WHAT YOU HAVE TO DO:
What is the count of lines that hold the word "Knight"? Give only the number.

RECORDS SUPPLIED:
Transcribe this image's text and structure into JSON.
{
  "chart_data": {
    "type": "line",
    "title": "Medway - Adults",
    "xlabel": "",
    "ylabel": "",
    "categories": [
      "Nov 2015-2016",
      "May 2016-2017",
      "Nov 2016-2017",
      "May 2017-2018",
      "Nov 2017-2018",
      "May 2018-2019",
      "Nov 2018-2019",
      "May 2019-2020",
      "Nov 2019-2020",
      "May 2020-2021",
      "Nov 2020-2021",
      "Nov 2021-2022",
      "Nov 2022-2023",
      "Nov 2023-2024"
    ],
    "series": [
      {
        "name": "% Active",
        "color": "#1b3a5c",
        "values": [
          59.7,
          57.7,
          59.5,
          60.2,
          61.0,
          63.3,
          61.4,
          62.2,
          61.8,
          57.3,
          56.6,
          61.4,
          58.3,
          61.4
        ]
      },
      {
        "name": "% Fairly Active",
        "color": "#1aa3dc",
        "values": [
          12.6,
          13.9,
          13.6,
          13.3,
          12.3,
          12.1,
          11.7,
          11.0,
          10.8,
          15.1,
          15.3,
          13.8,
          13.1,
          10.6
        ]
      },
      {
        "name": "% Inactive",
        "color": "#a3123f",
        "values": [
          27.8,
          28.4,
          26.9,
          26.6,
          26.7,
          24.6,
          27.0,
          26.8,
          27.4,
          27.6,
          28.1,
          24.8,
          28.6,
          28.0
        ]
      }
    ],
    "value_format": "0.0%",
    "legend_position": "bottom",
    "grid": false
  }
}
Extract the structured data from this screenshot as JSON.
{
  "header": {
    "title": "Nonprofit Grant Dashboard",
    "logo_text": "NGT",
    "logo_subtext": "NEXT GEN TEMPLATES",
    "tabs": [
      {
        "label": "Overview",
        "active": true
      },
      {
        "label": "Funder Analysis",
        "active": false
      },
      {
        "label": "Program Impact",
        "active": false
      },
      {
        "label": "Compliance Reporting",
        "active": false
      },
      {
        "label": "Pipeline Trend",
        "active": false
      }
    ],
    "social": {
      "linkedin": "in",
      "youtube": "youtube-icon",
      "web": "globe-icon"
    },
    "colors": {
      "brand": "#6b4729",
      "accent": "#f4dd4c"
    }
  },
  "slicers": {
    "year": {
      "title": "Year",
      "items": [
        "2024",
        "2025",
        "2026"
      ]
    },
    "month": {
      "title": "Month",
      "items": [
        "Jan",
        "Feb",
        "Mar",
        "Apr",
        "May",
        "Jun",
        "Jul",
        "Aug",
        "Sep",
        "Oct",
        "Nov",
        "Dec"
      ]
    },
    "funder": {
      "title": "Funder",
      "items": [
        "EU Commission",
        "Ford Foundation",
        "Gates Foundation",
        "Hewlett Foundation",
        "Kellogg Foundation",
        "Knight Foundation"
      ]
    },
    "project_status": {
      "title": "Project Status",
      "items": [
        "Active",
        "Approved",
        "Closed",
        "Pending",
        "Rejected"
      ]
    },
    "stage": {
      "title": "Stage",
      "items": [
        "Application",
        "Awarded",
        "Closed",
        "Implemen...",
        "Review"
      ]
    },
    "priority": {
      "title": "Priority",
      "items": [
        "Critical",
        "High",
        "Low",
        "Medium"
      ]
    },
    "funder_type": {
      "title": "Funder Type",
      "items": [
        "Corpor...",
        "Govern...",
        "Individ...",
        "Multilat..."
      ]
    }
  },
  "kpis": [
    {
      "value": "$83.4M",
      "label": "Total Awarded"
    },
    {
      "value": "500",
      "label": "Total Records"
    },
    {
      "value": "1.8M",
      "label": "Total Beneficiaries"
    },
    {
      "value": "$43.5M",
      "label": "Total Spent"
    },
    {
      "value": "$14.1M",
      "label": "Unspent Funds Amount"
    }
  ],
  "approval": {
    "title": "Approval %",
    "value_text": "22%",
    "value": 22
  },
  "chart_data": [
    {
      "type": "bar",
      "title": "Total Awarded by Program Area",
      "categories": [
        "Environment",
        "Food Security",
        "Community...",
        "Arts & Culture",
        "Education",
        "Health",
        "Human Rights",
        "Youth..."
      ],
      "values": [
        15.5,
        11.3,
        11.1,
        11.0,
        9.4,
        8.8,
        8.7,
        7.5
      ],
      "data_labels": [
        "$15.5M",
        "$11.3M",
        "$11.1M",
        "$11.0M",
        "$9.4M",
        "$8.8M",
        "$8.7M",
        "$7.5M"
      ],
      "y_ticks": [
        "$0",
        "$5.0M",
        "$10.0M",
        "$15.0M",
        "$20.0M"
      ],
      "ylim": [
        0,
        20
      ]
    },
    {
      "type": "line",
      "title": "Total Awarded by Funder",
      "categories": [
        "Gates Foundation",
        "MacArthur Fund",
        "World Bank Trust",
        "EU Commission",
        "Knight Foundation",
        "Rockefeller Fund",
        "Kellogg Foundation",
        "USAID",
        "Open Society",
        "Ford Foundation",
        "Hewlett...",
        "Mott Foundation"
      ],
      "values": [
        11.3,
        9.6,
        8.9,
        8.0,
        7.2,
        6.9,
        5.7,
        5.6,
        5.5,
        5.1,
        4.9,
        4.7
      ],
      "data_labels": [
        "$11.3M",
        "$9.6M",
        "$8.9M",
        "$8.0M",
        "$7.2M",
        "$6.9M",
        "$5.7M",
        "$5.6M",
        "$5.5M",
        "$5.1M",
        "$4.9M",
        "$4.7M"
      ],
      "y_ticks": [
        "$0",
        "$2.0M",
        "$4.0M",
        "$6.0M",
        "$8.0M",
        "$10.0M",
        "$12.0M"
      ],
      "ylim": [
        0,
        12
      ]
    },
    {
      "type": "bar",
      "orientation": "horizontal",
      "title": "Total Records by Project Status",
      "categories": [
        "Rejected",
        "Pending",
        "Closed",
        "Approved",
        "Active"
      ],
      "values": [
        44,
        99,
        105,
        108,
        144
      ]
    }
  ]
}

RESULT OF THE EXERCISE:
2